### Brief 1
Answer these from the passage on Trajan's last campaign below:
(a) In what year did Trajan set out on his last campaign?
(b) Which two Northern Mesopotamian cities did Trajan take?
(c) Until when did the Armenia campaign keep him busy?

### Extract provided
- - - - -
The extent of the Roman Empire under Trajan (117)

In 113, he embarked on his last campaign, provoked by Parthia’s decision to put an unacceptable king on the throne of Armenia, a kingdom over which the two great empires had shared hegemony since the time of Nero some fifty years earlier. Some modern historians also attribute Trajan’s decision to wage war on Parthia to economic motives: to control, after the annexation of Arabia, Mesopotamia and the coast of the Persian Gulf, and with it the sole remaining receiving-end of the Indian trade outside Roman control – an attribution of motive other historians find absurd, as seeing a commercial motive in a campaign triggered by the lure of territorial annexation and prestige – by the way, the only motive for Trajan’s actions ascribed by Dio Cassius in his description of the events. Other modern historians, however, think that Trajan’s original aim was quite modest: to assure a more defensible Eastern frontier for the Roman Empire, crossing across Northern Mesopotamia along the course of the river Khabur in order to offer cover to a Roman Armenia.

Trajan marched first on Armenia, deposed the Parthian-appointed king (who was afterwards murdered while kept in the custody of Roman troops in an unclear incident) and annexed it to the Roman Empire as a province, receiving in passing the acknowledgement of Roman hegemony by various tribes in the Caucasus and on the Eastern coast of the Black Sea – a process that kept him busy until the end of 114. The cronology of subsequent events is uncertain, but it’s generally believed that early in 115 Trajan turned south into the core Parthian hegemony, taking the Northern Mesopotamian cities of Nisibis and Batnae and organizing a province of Mesopotamia in the beginning of 116, when coins were issued announcing that Armenia and Mesopotamia had been put under the authority of the Roman people.
- - - - -
### Part of a data file
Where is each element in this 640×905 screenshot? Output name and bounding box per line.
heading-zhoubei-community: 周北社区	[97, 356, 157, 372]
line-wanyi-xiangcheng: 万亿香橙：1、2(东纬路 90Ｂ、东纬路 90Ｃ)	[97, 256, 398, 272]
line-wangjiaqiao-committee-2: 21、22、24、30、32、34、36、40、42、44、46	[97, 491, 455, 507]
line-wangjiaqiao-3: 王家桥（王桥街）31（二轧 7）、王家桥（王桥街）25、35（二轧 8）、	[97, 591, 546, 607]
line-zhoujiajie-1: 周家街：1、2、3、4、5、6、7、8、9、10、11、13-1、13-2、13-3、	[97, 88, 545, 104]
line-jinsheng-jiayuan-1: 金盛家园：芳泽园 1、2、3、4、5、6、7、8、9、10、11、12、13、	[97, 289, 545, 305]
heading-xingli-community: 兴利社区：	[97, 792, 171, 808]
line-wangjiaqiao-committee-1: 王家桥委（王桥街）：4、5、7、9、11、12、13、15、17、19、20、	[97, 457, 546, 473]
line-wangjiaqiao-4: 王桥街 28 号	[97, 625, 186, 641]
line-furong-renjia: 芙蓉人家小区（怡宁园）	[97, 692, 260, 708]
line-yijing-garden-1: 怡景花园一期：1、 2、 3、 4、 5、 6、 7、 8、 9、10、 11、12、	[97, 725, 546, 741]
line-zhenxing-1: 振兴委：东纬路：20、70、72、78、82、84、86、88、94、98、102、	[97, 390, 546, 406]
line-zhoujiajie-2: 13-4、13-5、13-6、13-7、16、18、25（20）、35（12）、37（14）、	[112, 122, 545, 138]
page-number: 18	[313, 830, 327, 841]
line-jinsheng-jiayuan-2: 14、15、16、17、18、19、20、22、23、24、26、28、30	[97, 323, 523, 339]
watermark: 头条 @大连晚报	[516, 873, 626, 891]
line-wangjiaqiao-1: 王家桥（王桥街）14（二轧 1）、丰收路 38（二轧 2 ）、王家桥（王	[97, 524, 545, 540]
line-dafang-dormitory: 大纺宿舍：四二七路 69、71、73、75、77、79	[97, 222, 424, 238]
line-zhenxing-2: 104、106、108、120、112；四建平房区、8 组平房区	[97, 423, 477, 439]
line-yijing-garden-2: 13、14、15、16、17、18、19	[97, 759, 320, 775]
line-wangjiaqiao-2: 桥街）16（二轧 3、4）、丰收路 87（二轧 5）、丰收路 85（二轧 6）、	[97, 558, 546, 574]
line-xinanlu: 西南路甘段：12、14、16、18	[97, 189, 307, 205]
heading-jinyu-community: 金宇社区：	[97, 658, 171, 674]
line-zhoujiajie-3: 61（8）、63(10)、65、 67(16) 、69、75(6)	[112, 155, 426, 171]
- - - - -
### Brief 2
Write out the entries above line for line, starting at their first line and stopping after the line that contains "line-wangjiaqiao-3: 王家桥（王桥街）31（二轧 7）、王家桥（王桥街）25、35（二轧".

### Worked answer 1
(a) 113
(b) Nisibis and Batnae
(c) The end of 114

### Worked answer 2
Where is each element in this 640×905 screenshot? Output name and bounding box per line.
heading-zhoubei-community: 周北社区	[97, 356, 157, 372]
line-wanyi-xiangcheng: 万亿香橙：1、2(东纬路 90Ｂ、东纬路 90Ｃ)	[97, 256, 398, 272]
line-wangjiaqiao-committee-2: 21、22、24、30、32、34、36、40、42、44、46	[97, 491, 455, 507]
line-wangjiaqiao-3: 王家桥（王桥街）31（二轧 7）、王家桥（王桥街）25、35（二轧 8）、	[97, 591, 546, 607]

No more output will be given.